# TO BE DONE:
According to the mailing-list reply on expanding the semantics of an XML vocabulary, what will convert any XML instance to an RDF/XML representation of its infoset RDF graph?

[Date Prev]
| [Thread Prev]
| [Thread Next]
| [Date Next]
--
[Date Index]
| [Thread Index]
Re: [xml-dev] Approaches to Expanding the Semantics of a Community'sSelf-Interested XML Vocabulary
- From: Paul Tyson <phtyson@sbcglobal.net>
- To: "Costello, Roger L." <costello@mitre.org>
- Date: Wed, 21 Nov 2007 21:30:03 -0600
As Stephen Green mentioned in another reply, a promising approach goes
through RDF. I recently stumbled onto this approach while working on a
completely different problem, and I haven't worked out many details. I
am interested to hear what other people are doing in this area.
I focus on translating instances into RDF graphs. So far I've looked at
the Infoset RDF (http://www.w3.org/TR/xml-infoset-rdfs), a simple
late-bound vocabulary to describe the structure of an XML instance. A
trivial XSLT stylesheet will convert any XML instance to an RDF/XML
representation of its infoset RDF graph. Then you can query or analyze
it using RDF tools--for instance, a sparql query. You could even use the
sparql CONSTRUCT query to do simple transformations of subgraph patterns.
But, more to your use case. Suppose you translated instances from two
different communities into infoset RDF/XML. Then you add assertions to
state the conditions under which subgraphs from the different instances
will be considered "the same". Simple ontology reasoners could produce
merged output, or answer any questions you want to ask of the system.
This is really just a sophisticated translation system, but it occurs
more in the ontological layer than in the semantic and structural layers
of XML. And it seems like it would be more powerful because it can be
augmented with assertions from any source.
The reverse translation, from RDF to XML instance, would be only
slightly more challenging. A rough-and-ready approach would be to
process XML sparql results using XSLT. But a dedicated RDF application
would be better.
The late-bound infoset RDFS vocabulary will not be suitable for all
cases. It would be nice to have a standard early-bound infoset
vocabulary that used the XML schema terms as an RDFS vocabulary (with
prescribed transliteration where necessary). Of course, it is trivial
to convert between the two forms, but it seems best to have both forms
standardized so applications can be developed using whichever one is
most suitable.

# STORED DATA:
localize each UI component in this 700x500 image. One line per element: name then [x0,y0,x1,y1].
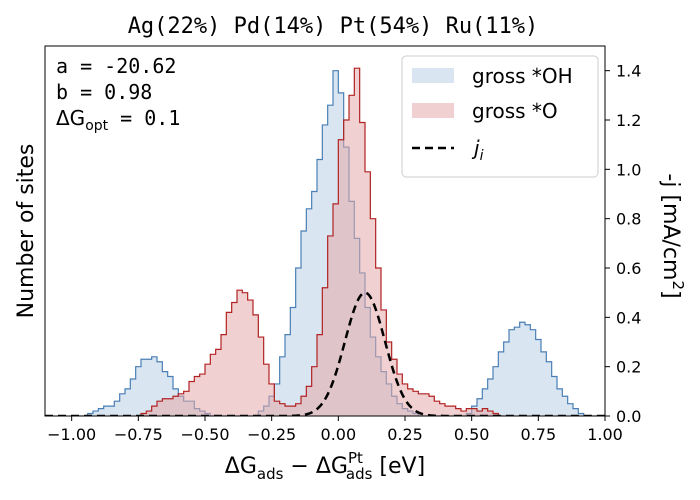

# COMPLETE OUTPUT:
A trivial XSLT stylesheet.